═════ Given data ═════

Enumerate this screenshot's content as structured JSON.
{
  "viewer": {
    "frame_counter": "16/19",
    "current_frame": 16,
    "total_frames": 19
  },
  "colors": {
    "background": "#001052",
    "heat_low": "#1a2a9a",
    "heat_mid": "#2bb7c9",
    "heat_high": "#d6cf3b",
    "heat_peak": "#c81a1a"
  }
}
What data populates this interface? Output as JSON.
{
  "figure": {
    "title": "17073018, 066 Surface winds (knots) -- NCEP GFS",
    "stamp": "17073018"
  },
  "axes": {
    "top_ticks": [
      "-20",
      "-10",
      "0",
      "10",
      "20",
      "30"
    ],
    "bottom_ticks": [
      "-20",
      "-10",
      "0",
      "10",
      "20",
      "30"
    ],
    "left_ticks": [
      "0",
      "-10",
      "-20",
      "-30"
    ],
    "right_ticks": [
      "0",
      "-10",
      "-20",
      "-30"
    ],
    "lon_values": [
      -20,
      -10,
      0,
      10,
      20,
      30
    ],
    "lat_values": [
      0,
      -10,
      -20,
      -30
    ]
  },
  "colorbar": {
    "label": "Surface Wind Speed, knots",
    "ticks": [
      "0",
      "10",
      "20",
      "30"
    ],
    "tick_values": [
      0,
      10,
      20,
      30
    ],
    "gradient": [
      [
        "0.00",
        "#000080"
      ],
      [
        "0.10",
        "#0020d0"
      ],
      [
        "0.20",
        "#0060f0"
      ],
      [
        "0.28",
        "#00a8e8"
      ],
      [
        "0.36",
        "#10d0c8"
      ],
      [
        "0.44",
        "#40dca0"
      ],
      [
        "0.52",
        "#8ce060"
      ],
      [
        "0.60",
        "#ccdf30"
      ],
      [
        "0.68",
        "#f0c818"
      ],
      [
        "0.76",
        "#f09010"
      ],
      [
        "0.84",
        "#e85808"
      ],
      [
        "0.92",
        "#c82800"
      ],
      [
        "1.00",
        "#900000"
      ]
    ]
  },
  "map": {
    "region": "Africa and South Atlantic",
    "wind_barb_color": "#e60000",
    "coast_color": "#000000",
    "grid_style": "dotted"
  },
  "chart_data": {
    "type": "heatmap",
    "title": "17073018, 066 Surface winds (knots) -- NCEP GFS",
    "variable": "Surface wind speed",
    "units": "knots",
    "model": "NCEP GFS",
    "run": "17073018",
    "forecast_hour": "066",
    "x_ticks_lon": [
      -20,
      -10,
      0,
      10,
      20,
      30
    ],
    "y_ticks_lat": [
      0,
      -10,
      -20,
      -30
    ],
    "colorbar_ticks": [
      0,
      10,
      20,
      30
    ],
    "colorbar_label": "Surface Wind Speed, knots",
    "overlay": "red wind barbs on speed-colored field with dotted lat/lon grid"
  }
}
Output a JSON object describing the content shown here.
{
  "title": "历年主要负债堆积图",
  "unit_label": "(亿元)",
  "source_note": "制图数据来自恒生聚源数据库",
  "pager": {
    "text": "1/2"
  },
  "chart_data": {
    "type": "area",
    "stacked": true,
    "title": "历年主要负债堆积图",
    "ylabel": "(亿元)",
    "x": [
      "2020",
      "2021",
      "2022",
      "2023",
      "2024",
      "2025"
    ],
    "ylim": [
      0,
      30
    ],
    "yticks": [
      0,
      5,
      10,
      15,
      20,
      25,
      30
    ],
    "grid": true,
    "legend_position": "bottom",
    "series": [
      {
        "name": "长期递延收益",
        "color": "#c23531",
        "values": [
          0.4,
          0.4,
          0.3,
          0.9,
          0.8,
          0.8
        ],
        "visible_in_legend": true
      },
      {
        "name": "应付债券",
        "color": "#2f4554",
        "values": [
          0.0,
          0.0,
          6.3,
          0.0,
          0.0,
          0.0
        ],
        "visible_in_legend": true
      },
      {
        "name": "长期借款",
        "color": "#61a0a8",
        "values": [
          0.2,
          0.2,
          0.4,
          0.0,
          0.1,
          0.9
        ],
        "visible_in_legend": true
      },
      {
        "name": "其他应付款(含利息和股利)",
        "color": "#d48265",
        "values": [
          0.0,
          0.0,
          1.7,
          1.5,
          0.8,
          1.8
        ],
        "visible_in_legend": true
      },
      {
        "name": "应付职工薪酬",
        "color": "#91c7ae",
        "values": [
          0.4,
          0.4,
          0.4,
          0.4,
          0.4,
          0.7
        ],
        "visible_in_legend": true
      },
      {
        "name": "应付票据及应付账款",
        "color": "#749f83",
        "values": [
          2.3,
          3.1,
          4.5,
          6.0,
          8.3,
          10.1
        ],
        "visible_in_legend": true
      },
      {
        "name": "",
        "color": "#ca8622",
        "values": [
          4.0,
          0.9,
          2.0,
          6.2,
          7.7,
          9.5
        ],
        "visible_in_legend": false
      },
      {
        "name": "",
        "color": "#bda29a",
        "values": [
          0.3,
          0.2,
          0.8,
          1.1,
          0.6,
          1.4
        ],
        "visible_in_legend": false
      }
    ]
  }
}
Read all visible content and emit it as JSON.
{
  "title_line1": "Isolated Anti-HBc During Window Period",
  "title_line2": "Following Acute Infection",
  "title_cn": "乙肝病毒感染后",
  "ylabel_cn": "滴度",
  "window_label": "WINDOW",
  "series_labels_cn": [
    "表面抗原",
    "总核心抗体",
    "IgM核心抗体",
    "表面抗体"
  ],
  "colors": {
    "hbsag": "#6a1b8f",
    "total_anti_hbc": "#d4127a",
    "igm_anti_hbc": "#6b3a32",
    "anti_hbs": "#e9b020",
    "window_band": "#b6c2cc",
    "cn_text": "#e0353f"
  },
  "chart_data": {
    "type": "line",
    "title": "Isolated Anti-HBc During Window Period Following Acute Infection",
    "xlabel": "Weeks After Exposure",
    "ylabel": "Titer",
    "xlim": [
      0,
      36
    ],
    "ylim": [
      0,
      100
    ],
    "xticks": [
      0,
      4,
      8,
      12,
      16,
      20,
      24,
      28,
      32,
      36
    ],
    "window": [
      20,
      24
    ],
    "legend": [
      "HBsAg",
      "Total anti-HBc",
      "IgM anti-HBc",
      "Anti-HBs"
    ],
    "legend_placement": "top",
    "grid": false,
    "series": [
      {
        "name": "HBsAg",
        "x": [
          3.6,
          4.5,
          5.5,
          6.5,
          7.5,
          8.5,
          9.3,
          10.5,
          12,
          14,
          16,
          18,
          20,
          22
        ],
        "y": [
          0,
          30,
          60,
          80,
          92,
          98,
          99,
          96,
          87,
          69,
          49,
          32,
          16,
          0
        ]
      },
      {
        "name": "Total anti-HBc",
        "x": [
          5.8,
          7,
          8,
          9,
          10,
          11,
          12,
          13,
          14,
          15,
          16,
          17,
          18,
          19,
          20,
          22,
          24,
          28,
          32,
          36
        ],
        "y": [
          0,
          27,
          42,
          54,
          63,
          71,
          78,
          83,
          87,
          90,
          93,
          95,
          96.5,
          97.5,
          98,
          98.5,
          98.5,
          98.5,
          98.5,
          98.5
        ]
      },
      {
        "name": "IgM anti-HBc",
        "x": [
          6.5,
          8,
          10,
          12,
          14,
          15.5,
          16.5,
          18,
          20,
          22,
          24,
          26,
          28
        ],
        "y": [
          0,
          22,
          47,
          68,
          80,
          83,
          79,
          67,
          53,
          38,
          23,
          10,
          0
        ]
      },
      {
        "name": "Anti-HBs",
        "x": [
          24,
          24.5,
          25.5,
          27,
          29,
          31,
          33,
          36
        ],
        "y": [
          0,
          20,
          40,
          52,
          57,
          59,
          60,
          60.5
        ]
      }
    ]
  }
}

═════

**Your objective:** All of the lines above must be returned exactly.

**Correct answer:**
Enumerate this screenshot's content as structured JSON.
{
  "viewer": {
    "frame_counter": "16/19",
    "current_frame": 16,
    "total_frames": 19
  },
  "colors": {
    "background": "#001052",
    "heat_low": "#1a2a9a",
    "heat_mid": "#2bb7c9",
    "heat_high": "#d6cf3b",
    "heat_peak": "#c81a1a"
  }
}
What data populates this interface? Output as JSON.
{
  "figure": {
    "title": "17073018, 066 Surface winds (knots) -- NCEP GFS",
    "stamp": "17073018"
  },
  "axes": {
    "top_ticks": [
      "-20",
      "-10",
      "0",
      "10",
      "20",
      "30"
    ],
    "bottom_ticks": [
      "-20",
      "-10",
      "0",
      "10",
      "20",
      "30"
    ],
    "left_ticks": [
      "0",
      "-10",
      "-20",
      "-30"
    ],
    "right_ticks": [
      "0",
      "-10",
      "-20",
      "-30"
    ],
    "lon_values": [
      -20,
      -10,
      0,
      10,
      20,
      30
    ],
    "lat_values": [
      0,
      -10,
      -20,
      -30
    ]
  },
  "colorbar": {
    "label": "Surface Wind Speed, knots",
    "ticks": [
      "0",
      "10",
      "20",
      "30"
    ],
    "tick_values": [
      0,
      10,
      20,
      30
    ],
    "gradient": [
      [
        "0.00",
        "#000080"
      ],
      [
        "0.10",
        "#0020d0"
      ],
      [
        "0.20",
        "#0060f0"
      ],
      [
        "0.28",
        "#00a8e8"
      ],
      [
        "0.36",
        "#10d0c8"
      ],
      [
        "0.44",
        "#40dca0"
      ],
      [
        "0.52",
        "#8ce060"
      ],
      [
        "0.60",
        "#ccdf30"
      ],
      [
        "0.68",
        "#f0c818"
      ],
      [
        "0.76",
        "#f09010"
      ],
      [
        "0.84",
        "#e85808"
      ],
      [
        "0.92",
        "#c82800"
      ],
      [
        "1.00",
        "#900000"
      ]
    ]
  },
  "map": {
    "region": "Africa and South Atlantic",
    "wind_barb_color": "#e60000",
    "coast_color": "#000000",
    "grid_style": "dotted"
  },
  "chart_data": {
    "type": "heatmap",
    "title": "17073018, 066 Surface winds (knots) -- NCEP GFS",
    "variable": "Surface wind speed",
    "units": "knots",
    "model": "NCEP GFS",
    "run": "17073018",
    "forecast_hour": "066",
    "x_ticks_lon": [
      -20,
      -10,
      0,
      10,
      20,
      30
    ],
    "y_ticks_lat": [
      0,
      -10,
      -20,
      -30
    ],
    "colorbar_ticks": [
      0,
      10,
      20,
      30
    ],
    "colorbar_label": "Surface Wind Speed, knots",
    "overlay": "red wind barbs on speed-colored field with dotted lat/lon grid"
  }
}
Output a JSON object describing the content shown here.
{
  "title": "历年主要负债堆积图",
  "unit_label": "(亿元)",
  "source_note": "制图数据来自恒生聚源数据库",
  "pager": {
    "text": "1/2"
  },
  "chart_data": {
    "type": "area",
    "stacked": true,
    "title": "历年主要负债堆积图",
    "ylabel": "(亿元)",
    "x": [
      "2020",
      "2021",
      "2022",
      "2023",
      "2024",
      "2025"
    ],
    "ylim": [
      0,
      30
    ],
    "yticks": [
      0,
      5,
      10,
      15,
      20,
      25,
      30
    ],
    "grid": true,
    "legend_position": "bottom",
    "series": [
      {
        "name": "长期递延收益",
        "color": "#c23531",
        "values": [
          0.4,
          0.4,
          0.3,
          0.9,
          0.8,
          0.8
        ],
        "visible_in_legend": true
      },
      {
        "name": "应付债券",
        "color": "#2f4554",
        "values": [
          0.0,
          0.0,
          6.3,
          0.0,
          0.0,
          0.0
        ],
        "visible_in_legend": true
      },
      {
        "name": "长期借款",
        "color": "#61a0a8",
        "values": [
          0.2,
          0.2,
          0.4,
          0.0,
          0.1,
          0.9
        ],
        "visible_in_legend": true
      },
      {
        "name": "其他应付款(含利息和股利)",
        "color": "#d48265",
        "values": [
          0.0,
          0.0,
          1.7,
          1.5,
          0.8,
          1.8
        ],
        "visible_in_legend": true
      },
      {
        "name": "应付职工薪酬",
        "color": "#91c7ae",
        "values": [
          0.4,
          0.4,
          0.4,
          0.4,
          0.4,
          0.7
        ],
        "visible_in_legend": true
      },
      {
        "name": "应付票据及应付账款",
        "color": "#749f83",
        "values": [
          2.3,
          3.1,
          4.5,
          6.0,
          8.3,
          10.1
        ],
        "visible_in_legend": true
      },
      {
        "name": "",
        "color": "#ca8622",
        "values": [
          4.0,
          0.9,
          2.0,
          6.2,
          7.7,
          9.5
        ],
        "visible_in_legend": false
      },
      {
        "name": "",
        "color": "#bda29a",
        "values": [
          0.3,
          0.2,
          0.8,
          1.1,
          0.6,
          1.4
        ],
        "visible_in_legend": false
      }
    ]
  }
}
Read all visible content and emit it as JSON.
{
  "title_line1": "Isolated Anti-HBc During Window Period",
  "title_line2": "Following Acute Infection",
  "title_cn": "乙肝病毒感染后",
  "ylabel_cn": "滴度",
  "window_label": "WINDOW",
  "series_labels_cn": [
    "表面抗原",
    "总核心抗体",
    "IgM核心抗体",
    "表面抗体"
  ],
  "colors": {
    "hbsag": "#6a1b8f",
    "total_anti_hbc": "#d4127a",
    "igm_anti_hbc": "#6b3a32",
    "anti_hbs": "#e9b020",
    "window_band": "#b6c2cc",
    "cn_text": "#e0353f"
  },
  "chart_data": {
    "type": "line",
    "title": "Isolated Anti-HBc During Window Period Following Acute Infection",
    "xlabel": "Weeks After Exposure",
    "ylabel": "Titer",
    "xlim": [
      0,
      36
    ],
    "ylim": [
      0,
      100
    ],
    "xticks": [
      0,
      4,
      8,
      12,
      16,
      20,
      24,
      28,
      32,
      36
    ],
    "window": [
      20,
      24
    ],
    "legend": [
      "HBsAg",
      "Total anti-HBc",
      "IgM anti-HBc",
      "Anti-HBs"
    ],
    "legend_placement": "top",
    "grid": false,
    "series": [
      {
        "name": "HBsAg",
        "x": [
          3.6,
          4.5,
          5.5,
          6.5,
          7.5,
          8.5,
          9.3,
          10.5,
          12,
          14,
          16,
          18,
          20,
          22
        ],
        "y": [
          0,
          30,
          60,
          80,
          92,
          98,
          99,
          96,
          87,
          69,
          49,
          32,
          16,
          0
        ]
      },
      {
        "name": "Total anti-HBc",
        "x": [
          5.8,
          7,
          8,
          9,
          10,
          11,
          12,
          13,
          14,
          15,
          16,
          17,
          18,
          19,
          20,
          22,
          24,
          28,
          32,
          36
        ],
        "y": [
          0,
          27,
          42,
          54,
          63,
          71,
          78,
          83,
          87,
          90,
          93,
          95,
          96.5,
          97.5,
          98,
          98.5,
          98.5,
          98.5,
          98.5,
          98.5
        ]
      },
      {
        "name": "IgM anti-HBc",
        "x": [
          6.5,
          8,
          10,
          12,
          14,
          15.5,
          16.5,
          18,
          20,
          22,
          24,
          26,
          28
        ],
        "y": [
          0,
          22,
          47,
          68,
          80,
          83,
          79,
          67,
          53,
          38,
          23,
          10,
          0
        ]
      },
      {
        "name": "Anti-HBs",
        "x": [
          24,
          24.5,
          25.5,
          27,
          29,
          31,
          33,
          36
        ],
        "y": [
          0,
          20,
          40,
          52,
          57,
          59,
          60,
          60.5
        ]
      }
    ]
  }
}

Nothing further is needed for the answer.